** BEGIN **

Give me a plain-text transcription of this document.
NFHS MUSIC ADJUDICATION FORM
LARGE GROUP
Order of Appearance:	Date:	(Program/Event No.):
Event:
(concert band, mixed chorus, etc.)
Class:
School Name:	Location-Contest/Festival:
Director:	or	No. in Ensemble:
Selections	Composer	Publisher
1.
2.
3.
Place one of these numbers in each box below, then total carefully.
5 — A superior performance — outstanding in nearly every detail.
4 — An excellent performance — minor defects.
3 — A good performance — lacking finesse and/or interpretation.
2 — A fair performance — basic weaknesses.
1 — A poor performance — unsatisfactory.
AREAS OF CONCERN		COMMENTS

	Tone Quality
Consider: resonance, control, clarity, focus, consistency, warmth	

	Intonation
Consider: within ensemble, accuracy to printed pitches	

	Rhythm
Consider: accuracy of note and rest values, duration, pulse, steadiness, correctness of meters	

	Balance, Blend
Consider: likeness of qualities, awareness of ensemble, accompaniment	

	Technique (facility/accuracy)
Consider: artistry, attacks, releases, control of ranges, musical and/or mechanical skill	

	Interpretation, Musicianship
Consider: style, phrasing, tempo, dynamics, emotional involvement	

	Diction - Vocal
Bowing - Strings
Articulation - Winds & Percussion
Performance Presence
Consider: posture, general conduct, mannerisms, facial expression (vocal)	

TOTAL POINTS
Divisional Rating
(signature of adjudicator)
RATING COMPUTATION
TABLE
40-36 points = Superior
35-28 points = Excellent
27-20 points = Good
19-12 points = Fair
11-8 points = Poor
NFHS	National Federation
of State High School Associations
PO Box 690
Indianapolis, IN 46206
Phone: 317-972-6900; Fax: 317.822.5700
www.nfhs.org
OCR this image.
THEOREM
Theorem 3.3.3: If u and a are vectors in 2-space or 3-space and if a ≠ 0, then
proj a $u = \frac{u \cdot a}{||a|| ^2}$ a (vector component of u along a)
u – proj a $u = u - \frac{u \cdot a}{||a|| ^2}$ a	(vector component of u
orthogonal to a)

** END **

Copy out the full listing exactly.

Give me a plain-text transcription of this document.
NFHS MUSIC ADJUDICATION FORM
LARGE GROUP
Order of Appearance:	Date:	(Program/Event No.):
Event:
(concert band, mixed chorus, etc.)
Class:
School Name:	Location-Contest/Festival:
Director:	or	No. in Ensemble:
Selections	Composer	Publisher
1.
2.
3.
Place one of these numbers in each box below, then total carefully.
5 — A superior performance — outstanding in nearly every detail.
4 — An excellent performance — minor defects.
3 — A good performance — lacking finesse and/or interpretation.
2 — A fair performance — basic weaknesses.
1 — A poor performance — unsatisfactory.
AREAS OF CONCERN		COMMENTS

	Tone Quality
Consider: resonance, control, clarity, focus, consistency, warmth	

	Intonation
Consider: within ensemble, accuracy to printed pitches	

	Rhythm
Consider: accuracy of note and rest values, duration, pulse, steadiness, correctness of meters	

	Balance, Blend
Consider: likeness of qualities, awareness of ensemble, accompaniment	

	Technique (facility/accuracy)
Consider: artistry, attacks, releases, control of ranges, musical and/or mechanical skill	

	Interpretation, Musicianship
Consider: style, phrasing, tempo, dynamics, emotional involvement	

	Diction - Vocal
Bowing - Strings
Articulation - Winds & Percussion
Performance Presence
Consider: posture, general conduct, mannerisms, facial expression (vocal)	

TOTAL POINTS
Divisional Rating
(signature of adjudicator)
RATING COMPUTATION
TABLE
40-36 points = Superior
35-28 points = Excellent
27-20 points = Good
19-12 points = Fair
11-8 points = Poor
NFHS	National Federation
of State High School Associations
PO Box 690
Indianapolis, IN 46206
Phone: 317-972-6900; Fax: 317.822.5700
www.nfhs.org
OCR this image.
THEOREM
Theorem 3.3.3: If u and a are vectors in 2-space or 3-space and if a ≠ 0, then
proj a $u = \frac{u \cdot a}{||a|| ^2}$ a (vector component of u along a)
u – proj a $u = u - \frac{u \cdot a}{||a|| ^2}$ a	(vector component of u
orthogonal to a)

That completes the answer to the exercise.